• EXCERPT PROVIDED
↓↓↓
- The US Treasury Department has sanctioned First VPN’s administrator for aiding ransomware attacks on US infrastructure
- Another suspect was targeted for selling “encryptions” that hide malware from security systems
- The move follows a May 2026 takedown of European law enforcement and the FBI seizing the VPN’s infrastructure
The US government has officially issued sanctions against the operators of a notorious free virtual private network, escalating a global crackdown on digital infrastructure used to facilitate ransomware attacks.
On Monday (July 13), the US Treasury’s Office of Foreign Assets Control (OFAC) designated First VPN Service (also known as 1VPNS) and its Ukrainian administrator, Dmytro Rashevskyi, for supporting cybercriminals. The service, which has been operating since 2014, was heavily favored by ransomware gangs targeting US hospitals, municipalities and businesses.
While the best VPN services are designed to protect the privacy of everyday consumers, rogue networks like First VPN provided malicious actors with the tools to “disguise the origin of their attacks, deploy malware and manage exfiltrated data,” according to a Treasury Department press release.
As part of the same action, the Treasury Department also sanctioned Yegeniy Vladimirovich Silayev, a Belarusian national accused of selling “encryptors” to ransomware operators.
↑↑↑
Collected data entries
↓↓↓
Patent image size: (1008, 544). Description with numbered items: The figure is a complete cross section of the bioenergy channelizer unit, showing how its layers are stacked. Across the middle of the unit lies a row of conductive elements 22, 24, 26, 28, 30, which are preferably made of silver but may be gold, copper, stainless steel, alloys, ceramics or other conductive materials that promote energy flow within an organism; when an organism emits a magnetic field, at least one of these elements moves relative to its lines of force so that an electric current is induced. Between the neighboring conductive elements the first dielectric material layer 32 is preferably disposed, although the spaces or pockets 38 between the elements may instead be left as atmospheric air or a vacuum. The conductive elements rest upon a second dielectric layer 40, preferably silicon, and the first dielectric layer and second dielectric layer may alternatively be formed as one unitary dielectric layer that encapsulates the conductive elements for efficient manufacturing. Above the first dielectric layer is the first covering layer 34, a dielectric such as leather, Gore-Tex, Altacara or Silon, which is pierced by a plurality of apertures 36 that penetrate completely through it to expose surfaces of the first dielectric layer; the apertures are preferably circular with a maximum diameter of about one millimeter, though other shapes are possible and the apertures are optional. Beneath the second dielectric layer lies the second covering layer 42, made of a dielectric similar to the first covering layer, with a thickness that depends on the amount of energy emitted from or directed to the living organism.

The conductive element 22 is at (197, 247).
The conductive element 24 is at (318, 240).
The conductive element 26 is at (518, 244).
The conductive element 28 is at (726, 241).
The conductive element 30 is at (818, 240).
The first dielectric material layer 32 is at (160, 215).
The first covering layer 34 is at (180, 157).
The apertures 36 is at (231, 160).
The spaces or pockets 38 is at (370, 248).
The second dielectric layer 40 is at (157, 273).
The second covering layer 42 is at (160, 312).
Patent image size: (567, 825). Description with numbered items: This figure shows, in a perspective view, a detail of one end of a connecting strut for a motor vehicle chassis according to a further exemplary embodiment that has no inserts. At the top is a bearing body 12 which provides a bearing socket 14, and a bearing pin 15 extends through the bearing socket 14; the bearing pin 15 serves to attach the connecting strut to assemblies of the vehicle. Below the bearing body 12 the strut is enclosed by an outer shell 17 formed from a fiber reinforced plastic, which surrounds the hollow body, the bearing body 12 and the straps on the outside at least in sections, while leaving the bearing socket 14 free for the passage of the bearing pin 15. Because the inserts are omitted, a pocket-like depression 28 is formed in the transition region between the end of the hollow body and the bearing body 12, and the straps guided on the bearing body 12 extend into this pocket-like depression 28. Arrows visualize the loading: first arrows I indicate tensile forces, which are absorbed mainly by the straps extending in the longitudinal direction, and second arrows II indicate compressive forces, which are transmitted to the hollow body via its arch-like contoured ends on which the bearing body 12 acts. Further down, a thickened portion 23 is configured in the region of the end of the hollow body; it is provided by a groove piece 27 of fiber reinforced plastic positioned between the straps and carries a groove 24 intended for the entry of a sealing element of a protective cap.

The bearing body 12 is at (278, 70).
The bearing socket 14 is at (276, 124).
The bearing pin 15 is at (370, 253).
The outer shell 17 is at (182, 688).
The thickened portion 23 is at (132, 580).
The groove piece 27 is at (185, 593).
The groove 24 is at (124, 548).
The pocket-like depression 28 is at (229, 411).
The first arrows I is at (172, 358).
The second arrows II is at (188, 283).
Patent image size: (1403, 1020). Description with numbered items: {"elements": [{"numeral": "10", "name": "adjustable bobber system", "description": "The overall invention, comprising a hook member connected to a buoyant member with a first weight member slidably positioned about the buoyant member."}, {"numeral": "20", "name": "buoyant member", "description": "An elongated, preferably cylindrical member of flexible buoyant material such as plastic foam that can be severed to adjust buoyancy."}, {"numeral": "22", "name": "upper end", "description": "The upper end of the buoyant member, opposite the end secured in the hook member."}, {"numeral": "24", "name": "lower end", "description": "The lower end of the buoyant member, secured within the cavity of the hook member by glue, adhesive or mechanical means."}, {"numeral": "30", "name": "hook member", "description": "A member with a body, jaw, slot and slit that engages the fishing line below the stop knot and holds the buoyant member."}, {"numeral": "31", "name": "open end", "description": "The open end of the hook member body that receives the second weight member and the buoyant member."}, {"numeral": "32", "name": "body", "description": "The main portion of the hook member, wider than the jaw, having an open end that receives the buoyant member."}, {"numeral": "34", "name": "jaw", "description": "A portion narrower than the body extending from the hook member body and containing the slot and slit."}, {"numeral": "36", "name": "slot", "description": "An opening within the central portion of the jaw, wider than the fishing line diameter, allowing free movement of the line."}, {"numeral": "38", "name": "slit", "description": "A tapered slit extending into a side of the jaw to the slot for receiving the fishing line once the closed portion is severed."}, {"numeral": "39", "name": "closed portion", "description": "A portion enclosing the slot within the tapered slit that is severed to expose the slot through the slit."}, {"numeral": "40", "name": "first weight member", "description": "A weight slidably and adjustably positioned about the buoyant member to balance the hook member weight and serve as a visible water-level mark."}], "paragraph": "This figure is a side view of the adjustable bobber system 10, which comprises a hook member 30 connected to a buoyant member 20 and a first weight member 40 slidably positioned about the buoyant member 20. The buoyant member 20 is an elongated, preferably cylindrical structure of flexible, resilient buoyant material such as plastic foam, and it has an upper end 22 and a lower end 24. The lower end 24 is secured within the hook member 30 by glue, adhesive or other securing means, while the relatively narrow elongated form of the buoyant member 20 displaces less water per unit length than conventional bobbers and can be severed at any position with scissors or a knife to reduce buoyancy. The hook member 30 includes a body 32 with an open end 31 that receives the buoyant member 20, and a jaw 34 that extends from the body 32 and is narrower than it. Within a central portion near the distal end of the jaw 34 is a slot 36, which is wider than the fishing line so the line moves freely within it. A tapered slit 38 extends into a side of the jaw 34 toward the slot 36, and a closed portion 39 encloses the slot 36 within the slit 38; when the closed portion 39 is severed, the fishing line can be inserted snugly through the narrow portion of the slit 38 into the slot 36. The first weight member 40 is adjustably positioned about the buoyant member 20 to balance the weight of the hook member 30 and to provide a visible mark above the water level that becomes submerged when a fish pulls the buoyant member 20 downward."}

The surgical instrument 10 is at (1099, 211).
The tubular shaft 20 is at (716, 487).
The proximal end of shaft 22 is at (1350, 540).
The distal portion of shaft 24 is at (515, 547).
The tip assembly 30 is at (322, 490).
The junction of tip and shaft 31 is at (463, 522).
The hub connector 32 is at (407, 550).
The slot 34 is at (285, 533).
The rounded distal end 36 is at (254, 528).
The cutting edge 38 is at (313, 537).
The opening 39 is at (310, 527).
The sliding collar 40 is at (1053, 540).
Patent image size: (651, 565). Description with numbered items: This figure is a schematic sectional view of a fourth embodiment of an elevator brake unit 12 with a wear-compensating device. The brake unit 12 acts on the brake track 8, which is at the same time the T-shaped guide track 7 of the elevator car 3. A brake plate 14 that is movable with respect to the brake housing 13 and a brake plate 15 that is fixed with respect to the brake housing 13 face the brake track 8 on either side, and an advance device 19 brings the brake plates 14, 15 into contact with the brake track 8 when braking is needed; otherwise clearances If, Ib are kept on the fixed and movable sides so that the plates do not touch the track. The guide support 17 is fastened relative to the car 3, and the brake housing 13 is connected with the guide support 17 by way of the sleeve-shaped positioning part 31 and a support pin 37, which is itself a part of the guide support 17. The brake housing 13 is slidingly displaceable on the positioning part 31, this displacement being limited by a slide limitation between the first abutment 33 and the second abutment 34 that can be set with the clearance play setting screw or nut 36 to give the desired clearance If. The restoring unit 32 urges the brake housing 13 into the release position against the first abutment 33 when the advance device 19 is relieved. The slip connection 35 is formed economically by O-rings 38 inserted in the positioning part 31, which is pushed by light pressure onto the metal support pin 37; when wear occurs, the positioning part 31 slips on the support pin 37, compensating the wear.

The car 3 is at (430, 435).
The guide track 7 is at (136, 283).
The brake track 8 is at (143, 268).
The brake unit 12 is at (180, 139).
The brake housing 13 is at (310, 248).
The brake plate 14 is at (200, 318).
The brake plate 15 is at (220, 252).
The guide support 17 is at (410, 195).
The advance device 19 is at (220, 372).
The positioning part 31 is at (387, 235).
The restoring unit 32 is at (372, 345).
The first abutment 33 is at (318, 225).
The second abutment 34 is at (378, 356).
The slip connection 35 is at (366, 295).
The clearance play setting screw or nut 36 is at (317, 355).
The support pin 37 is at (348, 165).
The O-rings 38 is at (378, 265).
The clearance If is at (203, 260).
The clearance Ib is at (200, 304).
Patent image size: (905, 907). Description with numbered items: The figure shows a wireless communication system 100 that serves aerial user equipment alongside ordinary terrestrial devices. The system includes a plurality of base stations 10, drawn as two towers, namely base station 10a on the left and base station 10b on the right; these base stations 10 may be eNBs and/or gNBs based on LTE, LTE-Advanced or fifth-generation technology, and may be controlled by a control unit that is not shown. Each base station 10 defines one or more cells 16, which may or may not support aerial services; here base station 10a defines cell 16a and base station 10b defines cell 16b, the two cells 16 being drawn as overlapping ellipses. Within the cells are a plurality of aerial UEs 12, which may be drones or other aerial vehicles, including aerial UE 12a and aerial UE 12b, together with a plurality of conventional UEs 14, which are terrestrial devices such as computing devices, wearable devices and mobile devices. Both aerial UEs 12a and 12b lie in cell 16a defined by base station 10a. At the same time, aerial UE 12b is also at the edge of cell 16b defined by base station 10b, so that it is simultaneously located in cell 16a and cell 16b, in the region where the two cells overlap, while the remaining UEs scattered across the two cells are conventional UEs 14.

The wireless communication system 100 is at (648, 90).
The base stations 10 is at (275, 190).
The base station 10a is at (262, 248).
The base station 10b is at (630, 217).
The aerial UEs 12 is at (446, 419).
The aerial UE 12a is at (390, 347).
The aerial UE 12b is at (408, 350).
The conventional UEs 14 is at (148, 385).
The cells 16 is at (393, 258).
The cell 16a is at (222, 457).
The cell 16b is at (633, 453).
↑↑↑
• PROBLEM REQUIREMENTS
Reproduce the First VPN sanctions article from "On Monday (July" up to and including "Department press release.", swapping "ransomware gangs" for "criminal groups".

• ANSWER BOX
On Monday (July 13), the US Treasury’s Office of Foreign Assets Control (OFAC) designated First VPN Service (also known as 1VPNS) and its Ukrainian administrator, Dmytro Rashevskyi, for supporting cybercriminals. The service, which has been operating since 2014, was heavily favored by criminal groups targeting US hospitals, municipalities and businesses.
While the best VPN services are designed to protect the privacy of everyday consumers, rogue networks like First VPN provided malicious actors with the tools to “disguise the origin of their attacks, deploy malware and manage exfiltrated data,” according to a Treasury Department press release.